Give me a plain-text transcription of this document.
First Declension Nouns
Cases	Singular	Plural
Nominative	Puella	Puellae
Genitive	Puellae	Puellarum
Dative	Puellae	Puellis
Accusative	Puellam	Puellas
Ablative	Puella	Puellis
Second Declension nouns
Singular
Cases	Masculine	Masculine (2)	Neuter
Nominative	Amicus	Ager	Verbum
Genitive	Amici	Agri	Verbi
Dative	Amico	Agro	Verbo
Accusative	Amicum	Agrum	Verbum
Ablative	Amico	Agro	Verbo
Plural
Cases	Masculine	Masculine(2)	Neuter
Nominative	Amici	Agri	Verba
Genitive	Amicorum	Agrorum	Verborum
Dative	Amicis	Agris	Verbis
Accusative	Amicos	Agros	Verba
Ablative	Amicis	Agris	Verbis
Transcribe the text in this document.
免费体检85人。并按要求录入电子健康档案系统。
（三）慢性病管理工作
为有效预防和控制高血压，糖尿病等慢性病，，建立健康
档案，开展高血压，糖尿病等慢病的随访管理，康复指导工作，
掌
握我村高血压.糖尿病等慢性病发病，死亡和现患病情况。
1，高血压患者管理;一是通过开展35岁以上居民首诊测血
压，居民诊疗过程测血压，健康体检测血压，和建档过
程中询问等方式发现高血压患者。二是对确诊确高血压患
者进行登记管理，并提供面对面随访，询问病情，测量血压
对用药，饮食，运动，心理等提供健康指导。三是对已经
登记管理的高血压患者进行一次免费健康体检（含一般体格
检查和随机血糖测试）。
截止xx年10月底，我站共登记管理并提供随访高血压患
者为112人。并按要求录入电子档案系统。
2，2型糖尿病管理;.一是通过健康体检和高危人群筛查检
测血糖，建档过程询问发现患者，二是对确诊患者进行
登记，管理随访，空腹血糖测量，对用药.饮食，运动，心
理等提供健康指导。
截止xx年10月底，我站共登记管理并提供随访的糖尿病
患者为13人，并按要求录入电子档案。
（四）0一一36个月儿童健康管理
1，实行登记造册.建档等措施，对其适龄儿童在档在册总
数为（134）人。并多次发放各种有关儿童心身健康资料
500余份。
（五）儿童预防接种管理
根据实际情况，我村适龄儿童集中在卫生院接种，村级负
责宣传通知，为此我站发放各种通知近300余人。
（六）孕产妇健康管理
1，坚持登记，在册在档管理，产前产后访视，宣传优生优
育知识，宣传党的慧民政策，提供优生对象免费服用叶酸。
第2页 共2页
########################################
#### To do:
Filter the records for lines holding the string "Dative". Copy each one.

#### Expected answer:
Dative	Puellae	Puellis
Dative	Amico	Agro	Verbo
Dative	Amicis	Agris	Verbis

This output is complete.